## Your task
Look through the lines below and extract each one that contains "tervlapon".

begin

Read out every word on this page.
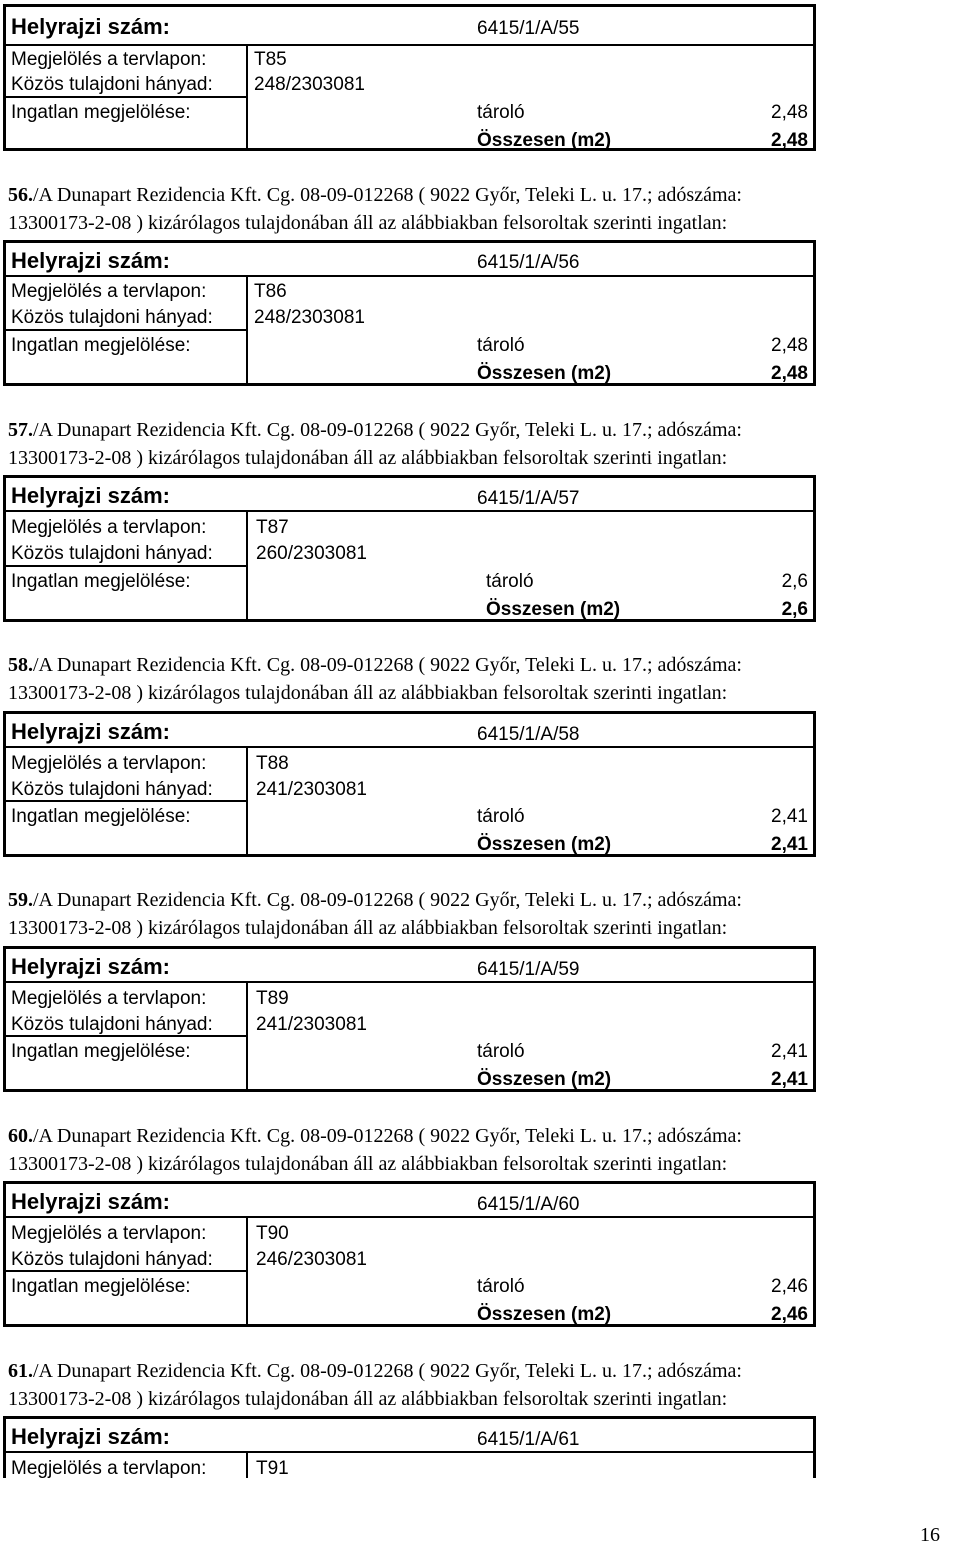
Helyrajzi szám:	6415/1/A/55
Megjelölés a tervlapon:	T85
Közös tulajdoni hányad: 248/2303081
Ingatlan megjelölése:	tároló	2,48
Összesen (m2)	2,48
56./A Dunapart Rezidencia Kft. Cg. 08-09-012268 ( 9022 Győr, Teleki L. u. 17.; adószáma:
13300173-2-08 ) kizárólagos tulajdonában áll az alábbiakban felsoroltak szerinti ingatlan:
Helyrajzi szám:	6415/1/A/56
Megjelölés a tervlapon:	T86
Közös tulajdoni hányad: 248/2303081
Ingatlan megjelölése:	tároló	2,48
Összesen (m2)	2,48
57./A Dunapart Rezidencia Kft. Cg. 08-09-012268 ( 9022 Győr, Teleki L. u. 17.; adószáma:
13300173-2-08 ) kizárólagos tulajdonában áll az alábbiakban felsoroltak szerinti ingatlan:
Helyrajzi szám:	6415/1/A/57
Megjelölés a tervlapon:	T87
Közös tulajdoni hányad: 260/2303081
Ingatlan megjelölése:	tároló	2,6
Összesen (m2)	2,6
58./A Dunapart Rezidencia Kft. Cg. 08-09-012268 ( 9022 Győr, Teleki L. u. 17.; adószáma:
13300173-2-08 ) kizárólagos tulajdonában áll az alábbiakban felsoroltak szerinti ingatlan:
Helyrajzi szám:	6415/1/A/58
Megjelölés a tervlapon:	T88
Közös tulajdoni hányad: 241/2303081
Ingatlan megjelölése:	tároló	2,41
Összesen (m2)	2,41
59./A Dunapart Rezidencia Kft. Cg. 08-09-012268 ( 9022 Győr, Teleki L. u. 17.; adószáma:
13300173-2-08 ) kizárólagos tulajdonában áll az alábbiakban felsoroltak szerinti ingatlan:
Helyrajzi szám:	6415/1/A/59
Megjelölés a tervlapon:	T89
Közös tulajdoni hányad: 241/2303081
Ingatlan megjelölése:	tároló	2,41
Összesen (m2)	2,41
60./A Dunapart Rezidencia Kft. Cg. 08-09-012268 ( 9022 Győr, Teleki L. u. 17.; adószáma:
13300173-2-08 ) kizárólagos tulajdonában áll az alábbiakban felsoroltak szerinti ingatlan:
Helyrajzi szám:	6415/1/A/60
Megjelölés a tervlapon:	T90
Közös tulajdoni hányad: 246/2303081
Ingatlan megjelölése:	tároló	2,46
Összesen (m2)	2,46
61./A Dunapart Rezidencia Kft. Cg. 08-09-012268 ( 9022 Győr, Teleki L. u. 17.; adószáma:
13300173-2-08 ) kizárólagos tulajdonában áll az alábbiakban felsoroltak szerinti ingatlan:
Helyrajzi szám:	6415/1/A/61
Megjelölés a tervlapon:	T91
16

end
begin

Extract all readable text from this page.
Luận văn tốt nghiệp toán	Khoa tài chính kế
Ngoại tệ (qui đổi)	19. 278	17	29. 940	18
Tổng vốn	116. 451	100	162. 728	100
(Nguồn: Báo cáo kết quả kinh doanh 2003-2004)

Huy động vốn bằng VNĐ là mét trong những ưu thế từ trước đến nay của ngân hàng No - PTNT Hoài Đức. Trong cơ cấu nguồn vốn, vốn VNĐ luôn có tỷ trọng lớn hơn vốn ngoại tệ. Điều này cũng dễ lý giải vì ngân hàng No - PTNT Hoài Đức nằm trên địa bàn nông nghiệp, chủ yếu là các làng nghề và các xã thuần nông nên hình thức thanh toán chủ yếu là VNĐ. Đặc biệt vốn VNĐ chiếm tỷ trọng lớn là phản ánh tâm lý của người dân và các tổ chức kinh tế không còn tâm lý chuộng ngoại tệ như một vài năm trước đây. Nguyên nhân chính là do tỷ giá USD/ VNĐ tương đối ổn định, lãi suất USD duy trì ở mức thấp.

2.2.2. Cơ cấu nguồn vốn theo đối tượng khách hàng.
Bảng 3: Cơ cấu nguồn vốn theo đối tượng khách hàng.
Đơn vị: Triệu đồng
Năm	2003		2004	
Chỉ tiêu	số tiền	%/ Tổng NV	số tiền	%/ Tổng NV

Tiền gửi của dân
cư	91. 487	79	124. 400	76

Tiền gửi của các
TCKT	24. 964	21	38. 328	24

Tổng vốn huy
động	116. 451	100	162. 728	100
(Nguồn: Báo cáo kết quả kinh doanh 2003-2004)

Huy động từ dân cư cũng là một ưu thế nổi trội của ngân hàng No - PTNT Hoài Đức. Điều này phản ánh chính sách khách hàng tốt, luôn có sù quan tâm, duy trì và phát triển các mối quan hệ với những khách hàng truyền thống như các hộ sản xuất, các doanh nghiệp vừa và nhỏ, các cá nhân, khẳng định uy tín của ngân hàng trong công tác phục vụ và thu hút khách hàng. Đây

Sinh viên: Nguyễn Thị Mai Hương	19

end

## Solution to this task
Megjelölés a tervlapon:	T85
Megjelölés a tervlapon:	T86
Megjelölés a tervlapon:	T87
Megjelölés a tervlapon:	T88
Megjelölés a tervlapon:	T89
Megjelölés a tervlapon:	T90
Megjelölés a tervlapon:	T91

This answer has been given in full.